**Exercise objective:** Report all lines from the entries below in which "ylabel" appears.

────────────────

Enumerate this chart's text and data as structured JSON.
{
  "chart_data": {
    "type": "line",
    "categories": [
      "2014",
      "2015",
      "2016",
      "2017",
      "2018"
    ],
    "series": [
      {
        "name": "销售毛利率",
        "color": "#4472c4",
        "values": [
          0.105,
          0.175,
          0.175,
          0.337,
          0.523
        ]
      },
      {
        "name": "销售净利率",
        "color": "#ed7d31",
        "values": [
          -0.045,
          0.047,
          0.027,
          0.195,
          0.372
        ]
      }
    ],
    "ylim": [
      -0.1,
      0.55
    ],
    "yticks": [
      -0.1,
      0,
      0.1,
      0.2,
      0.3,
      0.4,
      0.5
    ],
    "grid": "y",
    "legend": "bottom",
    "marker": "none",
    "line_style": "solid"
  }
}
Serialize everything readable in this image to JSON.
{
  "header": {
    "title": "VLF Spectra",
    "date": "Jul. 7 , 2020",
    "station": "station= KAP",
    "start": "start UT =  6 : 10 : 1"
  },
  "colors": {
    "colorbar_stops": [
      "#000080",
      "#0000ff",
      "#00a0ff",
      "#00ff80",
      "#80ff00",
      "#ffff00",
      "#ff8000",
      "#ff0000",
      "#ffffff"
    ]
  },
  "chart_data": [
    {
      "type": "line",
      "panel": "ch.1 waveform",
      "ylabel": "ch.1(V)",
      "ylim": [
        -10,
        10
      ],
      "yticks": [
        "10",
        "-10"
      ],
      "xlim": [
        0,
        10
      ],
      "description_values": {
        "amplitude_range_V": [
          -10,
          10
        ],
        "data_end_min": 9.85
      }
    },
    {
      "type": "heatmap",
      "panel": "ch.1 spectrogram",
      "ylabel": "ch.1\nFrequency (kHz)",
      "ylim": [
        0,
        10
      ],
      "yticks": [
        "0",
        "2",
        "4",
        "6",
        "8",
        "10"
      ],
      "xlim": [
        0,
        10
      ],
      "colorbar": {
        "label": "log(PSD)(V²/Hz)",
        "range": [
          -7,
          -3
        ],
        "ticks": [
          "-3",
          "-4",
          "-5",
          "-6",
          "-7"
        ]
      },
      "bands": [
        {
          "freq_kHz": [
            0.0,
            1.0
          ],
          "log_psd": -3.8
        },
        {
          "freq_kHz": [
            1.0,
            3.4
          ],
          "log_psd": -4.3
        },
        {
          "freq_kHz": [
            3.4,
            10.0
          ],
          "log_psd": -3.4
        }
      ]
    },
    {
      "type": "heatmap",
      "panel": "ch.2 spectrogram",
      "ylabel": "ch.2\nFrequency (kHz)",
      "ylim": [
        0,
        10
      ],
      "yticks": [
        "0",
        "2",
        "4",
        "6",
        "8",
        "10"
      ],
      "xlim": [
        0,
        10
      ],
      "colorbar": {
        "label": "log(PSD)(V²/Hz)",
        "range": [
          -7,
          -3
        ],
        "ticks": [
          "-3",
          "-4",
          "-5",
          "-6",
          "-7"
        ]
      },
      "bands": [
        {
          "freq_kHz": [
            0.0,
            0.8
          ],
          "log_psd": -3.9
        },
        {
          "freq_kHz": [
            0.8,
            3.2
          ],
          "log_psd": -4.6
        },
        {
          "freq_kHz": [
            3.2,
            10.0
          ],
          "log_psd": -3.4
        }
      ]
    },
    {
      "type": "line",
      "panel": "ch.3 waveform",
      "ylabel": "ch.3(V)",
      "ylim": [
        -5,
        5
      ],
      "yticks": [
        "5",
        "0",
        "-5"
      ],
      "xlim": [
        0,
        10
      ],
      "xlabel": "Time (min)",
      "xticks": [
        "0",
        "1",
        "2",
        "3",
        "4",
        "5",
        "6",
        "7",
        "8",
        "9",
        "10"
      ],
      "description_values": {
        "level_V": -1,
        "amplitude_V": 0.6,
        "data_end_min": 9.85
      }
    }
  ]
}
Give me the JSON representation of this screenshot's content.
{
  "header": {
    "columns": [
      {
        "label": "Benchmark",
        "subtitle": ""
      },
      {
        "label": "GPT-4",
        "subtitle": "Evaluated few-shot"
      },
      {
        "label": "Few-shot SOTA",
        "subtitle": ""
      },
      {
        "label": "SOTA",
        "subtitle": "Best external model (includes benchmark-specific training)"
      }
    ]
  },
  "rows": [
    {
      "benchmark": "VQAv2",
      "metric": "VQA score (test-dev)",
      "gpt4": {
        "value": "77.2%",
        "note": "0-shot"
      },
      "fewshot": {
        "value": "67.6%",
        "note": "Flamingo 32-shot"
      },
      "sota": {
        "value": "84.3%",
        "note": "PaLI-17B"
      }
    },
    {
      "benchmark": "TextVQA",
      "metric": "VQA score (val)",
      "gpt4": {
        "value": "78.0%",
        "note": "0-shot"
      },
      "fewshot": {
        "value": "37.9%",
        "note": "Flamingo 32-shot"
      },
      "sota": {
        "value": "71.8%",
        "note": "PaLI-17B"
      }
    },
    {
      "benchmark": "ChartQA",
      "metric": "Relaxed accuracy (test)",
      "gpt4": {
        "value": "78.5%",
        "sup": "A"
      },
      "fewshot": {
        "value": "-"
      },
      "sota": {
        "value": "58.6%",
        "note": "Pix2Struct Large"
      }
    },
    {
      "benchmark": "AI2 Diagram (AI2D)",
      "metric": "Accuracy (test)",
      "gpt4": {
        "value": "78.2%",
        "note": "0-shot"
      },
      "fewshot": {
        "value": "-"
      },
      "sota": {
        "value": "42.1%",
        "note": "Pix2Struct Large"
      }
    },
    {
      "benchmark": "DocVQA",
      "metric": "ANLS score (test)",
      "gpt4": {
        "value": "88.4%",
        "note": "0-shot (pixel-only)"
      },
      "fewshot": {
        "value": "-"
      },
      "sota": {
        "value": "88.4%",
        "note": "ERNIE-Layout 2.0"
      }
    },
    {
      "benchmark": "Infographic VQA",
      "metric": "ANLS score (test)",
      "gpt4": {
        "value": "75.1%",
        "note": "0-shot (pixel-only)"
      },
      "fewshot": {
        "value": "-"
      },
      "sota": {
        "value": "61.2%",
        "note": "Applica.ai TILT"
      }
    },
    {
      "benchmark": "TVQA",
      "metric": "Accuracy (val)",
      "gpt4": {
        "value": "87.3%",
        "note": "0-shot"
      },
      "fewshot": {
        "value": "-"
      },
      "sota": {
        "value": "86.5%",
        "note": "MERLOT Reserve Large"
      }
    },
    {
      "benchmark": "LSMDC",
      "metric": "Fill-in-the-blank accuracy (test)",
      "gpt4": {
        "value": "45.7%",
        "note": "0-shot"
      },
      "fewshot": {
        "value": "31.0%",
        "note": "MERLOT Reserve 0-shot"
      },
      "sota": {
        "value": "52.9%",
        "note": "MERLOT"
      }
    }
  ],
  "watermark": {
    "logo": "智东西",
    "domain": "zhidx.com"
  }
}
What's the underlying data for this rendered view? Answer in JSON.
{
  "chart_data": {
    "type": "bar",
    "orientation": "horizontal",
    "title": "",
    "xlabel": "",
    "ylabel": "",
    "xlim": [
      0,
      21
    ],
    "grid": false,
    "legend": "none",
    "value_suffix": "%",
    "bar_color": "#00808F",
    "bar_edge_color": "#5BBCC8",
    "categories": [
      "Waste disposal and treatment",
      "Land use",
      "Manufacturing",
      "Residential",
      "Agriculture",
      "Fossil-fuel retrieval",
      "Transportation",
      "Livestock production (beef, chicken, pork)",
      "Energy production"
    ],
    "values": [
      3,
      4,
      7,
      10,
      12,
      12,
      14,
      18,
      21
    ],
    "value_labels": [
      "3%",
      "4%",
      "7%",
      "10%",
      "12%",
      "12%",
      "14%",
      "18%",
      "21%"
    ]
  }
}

────────────────

**Answer to this problem:**
      "ylabel": "ch.1(V)",
      "ylabel": "ch.1\nFrequency (kHz)",
      "ylabel": "ch.2\nFrequency (kHz)",
      "ylabel": "ch.3(V)",
    "ylabel": "",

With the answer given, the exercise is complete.